---- RECORDS SUPPLIED
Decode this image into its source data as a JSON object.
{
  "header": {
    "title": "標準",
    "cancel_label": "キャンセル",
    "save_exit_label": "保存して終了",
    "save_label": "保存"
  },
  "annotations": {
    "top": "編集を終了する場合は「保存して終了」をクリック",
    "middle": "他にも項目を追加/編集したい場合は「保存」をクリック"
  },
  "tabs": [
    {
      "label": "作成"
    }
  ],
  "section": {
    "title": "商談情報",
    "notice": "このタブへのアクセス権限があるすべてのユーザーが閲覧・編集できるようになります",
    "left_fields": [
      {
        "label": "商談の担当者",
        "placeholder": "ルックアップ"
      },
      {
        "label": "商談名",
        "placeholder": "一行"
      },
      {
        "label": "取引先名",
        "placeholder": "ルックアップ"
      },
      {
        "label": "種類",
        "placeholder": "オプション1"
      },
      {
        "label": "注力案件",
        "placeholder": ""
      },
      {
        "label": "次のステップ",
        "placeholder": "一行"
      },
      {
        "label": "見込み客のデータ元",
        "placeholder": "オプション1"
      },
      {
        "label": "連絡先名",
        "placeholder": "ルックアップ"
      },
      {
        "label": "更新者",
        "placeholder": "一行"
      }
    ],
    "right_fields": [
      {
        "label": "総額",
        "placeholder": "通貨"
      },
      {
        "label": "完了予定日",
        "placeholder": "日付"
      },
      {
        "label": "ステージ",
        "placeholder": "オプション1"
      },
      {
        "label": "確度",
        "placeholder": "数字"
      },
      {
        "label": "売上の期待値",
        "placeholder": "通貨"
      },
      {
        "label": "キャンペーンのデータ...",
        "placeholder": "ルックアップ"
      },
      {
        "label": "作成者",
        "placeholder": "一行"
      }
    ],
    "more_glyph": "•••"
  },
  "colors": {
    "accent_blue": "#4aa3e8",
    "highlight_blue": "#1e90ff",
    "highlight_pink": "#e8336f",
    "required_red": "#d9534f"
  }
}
--------
# [EXERCISE PROMPT]
In the entries above, identify each line that includes the string "保存して終了", then copy it.

# [TASK RESPONSE]
    "save_exit_label": "保存して終了",
    "top": "編集を終了する場合は「保存して終了」をクリック",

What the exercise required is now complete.